=== Data shown ===
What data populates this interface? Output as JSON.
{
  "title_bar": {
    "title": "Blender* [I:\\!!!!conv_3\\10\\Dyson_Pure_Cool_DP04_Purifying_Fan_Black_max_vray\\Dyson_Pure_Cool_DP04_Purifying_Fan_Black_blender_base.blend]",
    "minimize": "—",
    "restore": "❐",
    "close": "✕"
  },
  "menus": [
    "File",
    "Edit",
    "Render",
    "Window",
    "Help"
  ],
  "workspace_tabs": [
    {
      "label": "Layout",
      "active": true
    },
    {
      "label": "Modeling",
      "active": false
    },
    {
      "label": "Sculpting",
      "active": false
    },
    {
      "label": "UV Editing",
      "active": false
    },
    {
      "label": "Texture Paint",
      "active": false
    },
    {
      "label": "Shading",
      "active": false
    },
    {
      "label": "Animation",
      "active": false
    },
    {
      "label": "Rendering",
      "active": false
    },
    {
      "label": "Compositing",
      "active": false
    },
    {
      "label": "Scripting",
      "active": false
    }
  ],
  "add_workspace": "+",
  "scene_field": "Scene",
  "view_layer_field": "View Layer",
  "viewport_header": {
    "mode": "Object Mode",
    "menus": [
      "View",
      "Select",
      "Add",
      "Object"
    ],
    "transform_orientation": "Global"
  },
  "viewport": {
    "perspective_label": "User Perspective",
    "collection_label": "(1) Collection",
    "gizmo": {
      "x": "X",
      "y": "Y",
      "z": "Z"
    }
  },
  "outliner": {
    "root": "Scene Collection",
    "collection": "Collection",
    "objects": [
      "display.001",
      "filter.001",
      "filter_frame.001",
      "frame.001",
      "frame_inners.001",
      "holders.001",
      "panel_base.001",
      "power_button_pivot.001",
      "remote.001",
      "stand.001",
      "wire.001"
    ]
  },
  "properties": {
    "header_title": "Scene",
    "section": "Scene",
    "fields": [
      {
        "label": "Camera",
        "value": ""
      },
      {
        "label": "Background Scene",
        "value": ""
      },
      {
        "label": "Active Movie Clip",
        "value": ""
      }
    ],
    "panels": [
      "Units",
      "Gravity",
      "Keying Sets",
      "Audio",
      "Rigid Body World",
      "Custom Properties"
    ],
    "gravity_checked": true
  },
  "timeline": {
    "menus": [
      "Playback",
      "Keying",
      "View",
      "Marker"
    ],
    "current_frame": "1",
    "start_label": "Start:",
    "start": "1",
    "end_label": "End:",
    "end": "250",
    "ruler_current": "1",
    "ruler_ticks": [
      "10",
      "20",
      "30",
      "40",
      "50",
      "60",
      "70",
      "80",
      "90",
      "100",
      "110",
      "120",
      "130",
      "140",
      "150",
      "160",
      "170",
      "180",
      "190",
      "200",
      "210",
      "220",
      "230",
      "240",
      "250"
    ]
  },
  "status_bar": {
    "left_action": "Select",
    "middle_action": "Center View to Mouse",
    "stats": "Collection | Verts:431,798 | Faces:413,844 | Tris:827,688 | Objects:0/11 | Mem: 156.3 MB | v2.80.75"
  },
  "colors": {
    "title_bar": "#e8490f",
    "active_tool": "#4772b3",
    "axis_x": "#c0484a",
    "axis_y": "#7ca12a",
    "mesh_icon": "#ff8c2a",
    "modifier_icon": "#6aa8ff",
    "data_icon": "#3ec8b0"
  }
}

=== To be done ===
Repeat the material above exactly.

=== Full answer ===
What data populates this interface? Output as JSON.
{
  "title_bar": {
    "title": "Blender* [I:\\!!!!conv_3\\10\\Dyson_Pure_Cool_DP04_Purifying_Fan_Black_max_vray\\Dyson_Pure_Cool_DP04_Purifying_Fan_Black_blender_base.blend]",
    "minimize": "—",
    "restore": "❐",
    "close": "✕"
  },
  "menus": [
    "File",
    "Edit",
    "Render",
    "Window",
    "Help"
  ],
  "workspace_tabs": [
    {
      "label": "Layout",
      "active": true
    },
    {
      "label": "Modeling",
      "active": false
    },
    {
      "label": "Sculpting",
      "active": false
    },
    {
      "label": "UV Editing",
      "active": false
    },
    {
      "label": "Texture Paint",
      "active": false
    },
    {
      "label": "Shading",
      "active": false
    },
    {
      "label": "Animation",
      "active": false
    },
    {
      "label": "Rendering",
      "active": false
    },
    {
      "label": "Compositing",
      "active": false
    },
    {
      "label": "Scripting",
      "active": false
    }
  ],
  "add_workspace": "+",
  "scene_field": "Scene",
  "view_layer_field": "View Layer",
  "viewport_header": {
    "mode": "Object Mode",
    "menus": [
      "View",
      "Select",
      "Add",
      "Object"
    ],
    "transform_orientation": "Global"
  },
  "viewport": {
    "perspective_label": "User Perspective",
    "collection_label": "(1) Collection",
    "gizmo": {
      "x": "X",
      "y": "Y",
      "z": "Z"
    }
  },
  "outliner": {
    "root": "Scene Collection",
    "collection": "Collection",
    "objects": [
      "display.001",
      "filter.001",
      "filter_frame.001",
      "frame.001",
      "frame_inners.001",
      "holders.001",
      "panel_base.001",
      "power_button_pivot.001",
      "remote.001",
      "stand.001",
      "wire.001"
    ]
  },
  "properties": {
    "header_title": "Scene",
    "section": "Scene",
    "fields": [
      {
        "label": "Camera",
        "value": ""
      },
      {
        "label": "Background Scene",
        "value": ""
      },
      {
        "label": "Active Movie Clip",
        "value": ""
      }
    ],
    "panels": [
      "Units",
      "Gravity",
      "Keying Sets",
      "Audio",
      "Rigid Body World",
      "Custom Properties"
    ],
    "gravity_checked": true
  },
  "timeline": {
    "menus": [
      "Playback",
      "Keying",
      "View",
      "Marker"
    ],
    "current_frame": "1",
    "start_label": "Start:",
    "start": "1",
    "end_label": "End:",
    "end": "250",
    "ruler_current": "1",
    "ruler_ticks": [
      "10",
      "20",
      "30",
      "40",
      "50",
      "60",
      "70",
      "80",
      "90",
      "100",
      "110",
      "120",
      "130",
      "140",
      "150",
      "160",
      "170",
      "180",
      "190",
      "200",
      "210",
      "220",
      "230",
      "240",
      "250"
    ]
  },
  "status_bar": {
    "left_action": "Select",
    "middle_action": "Center View to Mouse",
    "stats": "Collection | Verts:431,798 | Faces:413,844 | Tris:827,688 | Objects:0/11 | Mem: 156.3 MB | v2.80.75"
  },
  "colors": {
    "title_bar": "#e8490f",
    "active_tool": "#4772b3",
    "axis_x": "#c0484a",
    "axis_y": "#7ca12a",
    "mesh_icon": "#ff8c2a",
    "modifier_icon": "#6aa8ff",
    "data_icon": "#3ec8b0"
  }
}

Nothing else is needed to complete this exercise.